**WORK TO BE COMPLETED:** Below are some records. Copy every line in them that holds "this".

---------- RAW RECORDS

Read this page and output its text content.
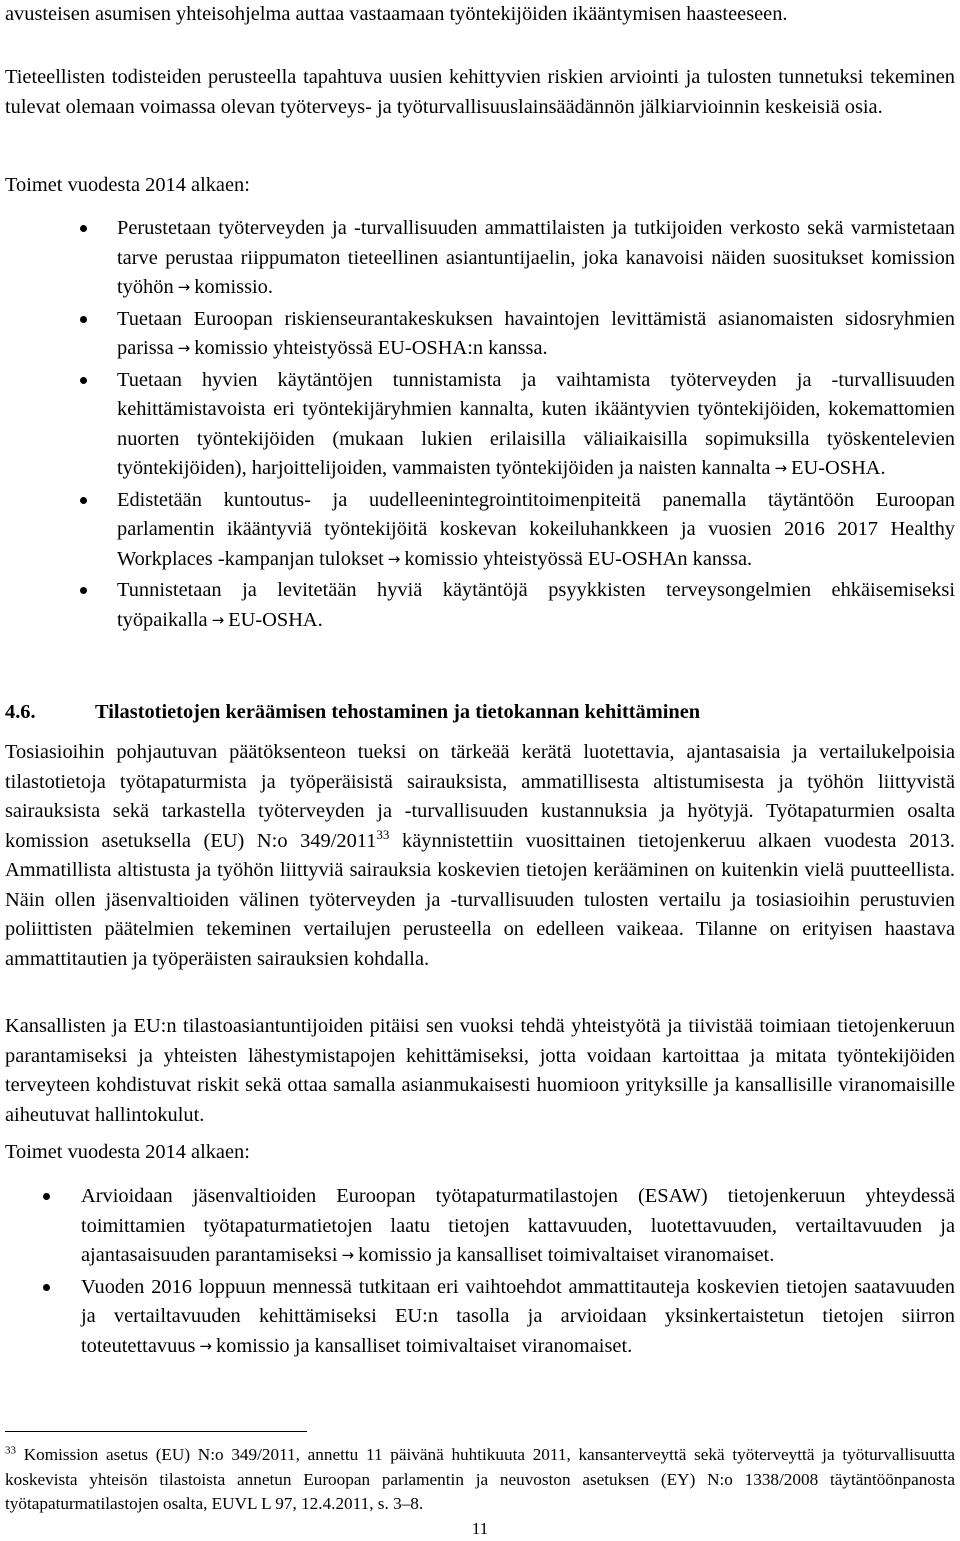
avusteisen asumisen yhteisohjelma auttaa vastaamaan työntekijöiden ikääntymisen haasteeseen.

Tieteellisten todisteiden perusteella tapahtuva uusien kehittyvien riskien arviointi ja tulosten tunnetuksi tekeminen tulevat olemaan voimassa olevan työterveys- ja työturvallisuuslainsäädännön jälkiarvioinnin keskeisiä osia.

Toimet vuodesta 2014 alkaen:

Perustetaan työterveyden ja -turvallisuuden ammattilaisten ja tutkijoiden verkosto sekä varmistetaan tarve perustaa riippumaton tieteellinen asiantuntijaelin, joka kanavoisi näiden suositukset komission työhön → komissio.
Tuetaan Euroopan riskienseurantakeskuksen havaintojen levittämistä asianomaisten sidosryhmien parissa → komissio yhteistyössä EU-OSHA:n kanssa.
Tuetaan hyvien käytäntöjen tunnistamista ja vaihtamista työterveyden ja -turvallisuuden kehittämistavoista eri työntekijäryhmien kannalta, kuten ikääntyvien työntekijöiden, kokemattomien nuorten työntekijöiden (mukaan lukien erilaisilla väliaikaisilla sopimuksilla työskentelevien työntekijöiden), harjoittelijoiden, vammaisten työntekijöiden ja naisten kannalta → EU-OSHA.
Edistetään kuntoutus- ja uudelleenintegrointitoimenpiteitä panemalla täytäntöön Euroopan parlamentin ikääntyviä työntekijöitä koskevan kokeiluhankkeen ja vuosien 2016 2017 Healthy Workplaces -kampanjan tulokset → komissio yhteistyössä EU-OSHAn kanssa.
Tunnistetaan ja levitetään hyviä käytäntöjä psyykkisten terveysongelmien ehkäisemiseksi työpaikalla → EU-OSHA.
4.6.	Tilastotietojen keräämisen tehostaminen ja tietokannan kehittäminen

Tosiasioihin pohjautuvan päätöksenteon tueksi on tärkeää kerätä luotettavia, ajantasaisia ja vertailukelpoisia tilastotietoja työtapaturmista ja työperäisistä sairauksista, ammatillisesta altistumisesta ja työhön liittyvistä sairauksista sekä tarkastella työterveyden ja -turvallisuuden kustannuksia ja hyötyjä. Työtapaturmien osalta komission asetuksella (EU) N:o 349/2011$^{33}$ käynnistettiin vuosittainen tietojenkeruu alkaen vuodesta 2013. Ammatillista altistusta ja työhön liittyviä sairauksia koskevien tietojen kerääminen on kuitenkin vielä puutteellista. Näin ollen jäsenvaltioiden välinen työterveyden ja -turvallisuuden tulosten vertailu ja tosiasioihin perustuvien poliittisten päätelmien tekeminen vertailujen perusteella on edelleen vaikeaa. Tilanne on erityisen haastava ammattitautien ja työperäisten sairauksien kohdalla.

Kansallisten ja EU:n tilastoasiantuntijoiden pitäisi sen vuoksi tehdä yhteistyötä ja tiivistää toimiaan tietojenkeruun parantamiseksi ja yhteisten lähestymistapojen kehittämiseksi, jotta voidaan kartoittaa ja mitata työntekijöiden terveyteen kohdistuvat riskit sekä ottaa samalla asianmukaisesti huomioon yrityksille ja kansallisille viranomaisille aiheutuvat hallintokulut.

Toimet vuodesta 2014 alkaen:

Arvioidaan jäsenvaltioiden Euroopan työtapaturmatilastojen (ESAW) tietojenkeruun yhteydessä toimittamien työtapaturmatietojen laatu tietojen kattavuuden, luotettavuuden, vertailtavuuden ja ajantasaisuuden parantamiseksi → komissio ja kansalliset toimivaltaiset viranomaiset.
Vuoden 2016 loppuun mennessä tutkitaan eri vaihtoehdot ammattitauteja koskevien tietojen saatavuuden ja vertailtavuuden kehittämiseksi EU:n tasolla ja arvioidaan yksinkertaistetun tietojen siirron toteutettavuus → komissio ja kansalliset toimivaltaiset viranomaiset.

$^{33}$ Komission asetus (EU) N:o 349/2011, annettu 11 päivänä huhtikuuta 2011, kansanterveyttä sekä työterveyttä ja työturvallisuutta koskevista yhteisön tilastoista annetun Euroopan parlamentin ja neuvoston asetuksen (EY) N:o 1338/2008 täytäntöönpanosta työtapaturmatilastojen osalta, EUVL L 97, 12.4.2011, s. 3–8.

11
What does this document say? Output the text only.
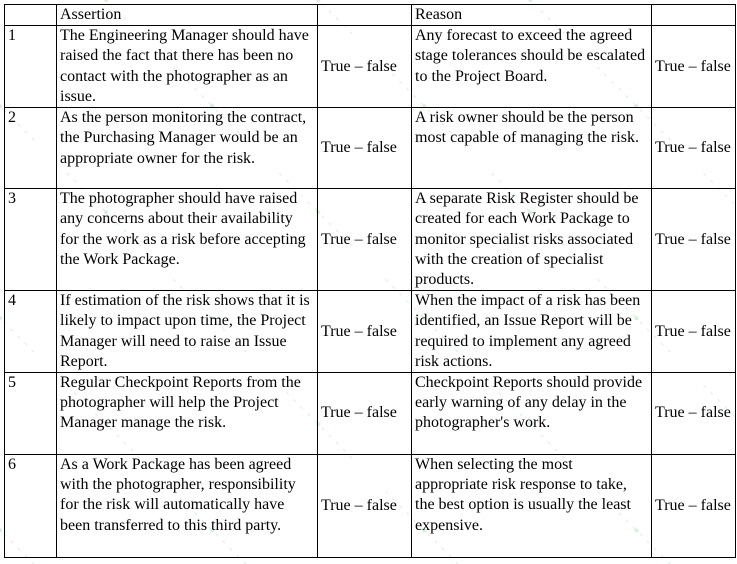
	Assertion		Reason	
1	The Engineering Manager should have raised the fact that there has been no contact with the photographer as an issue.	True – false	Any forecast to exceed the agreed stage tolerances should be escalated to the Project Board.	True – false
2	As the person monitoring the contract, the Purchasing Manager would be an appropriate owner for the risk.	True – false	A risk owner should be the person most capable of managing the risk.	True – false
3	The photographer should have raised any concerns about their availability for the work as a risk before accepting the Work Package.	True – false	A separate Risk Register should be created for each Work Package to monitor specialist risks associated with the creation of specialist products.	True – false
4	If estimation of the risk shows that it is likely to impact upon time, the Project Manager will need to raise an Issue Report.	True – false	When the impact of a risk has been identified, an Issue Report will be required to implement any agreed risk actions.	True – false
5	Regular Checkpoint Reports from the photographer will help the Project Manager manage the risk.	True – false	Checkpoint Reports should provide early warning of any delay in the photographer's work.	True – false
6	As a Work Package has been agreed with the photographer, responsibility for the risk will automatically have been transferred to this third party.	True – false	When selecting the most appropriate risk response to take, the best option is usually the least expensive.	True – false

--------------------

**WRITTEN ANSWER:**
Read this page and output its text content.
What does this document say? Output the text only.
6	As a Work Package has been agreed with the photographer, responsibility for the risk will automatically have been transferred to this third party.	True – false	When selecting the most appropriate risk response to take, the best option is usually the least expensive.	True – false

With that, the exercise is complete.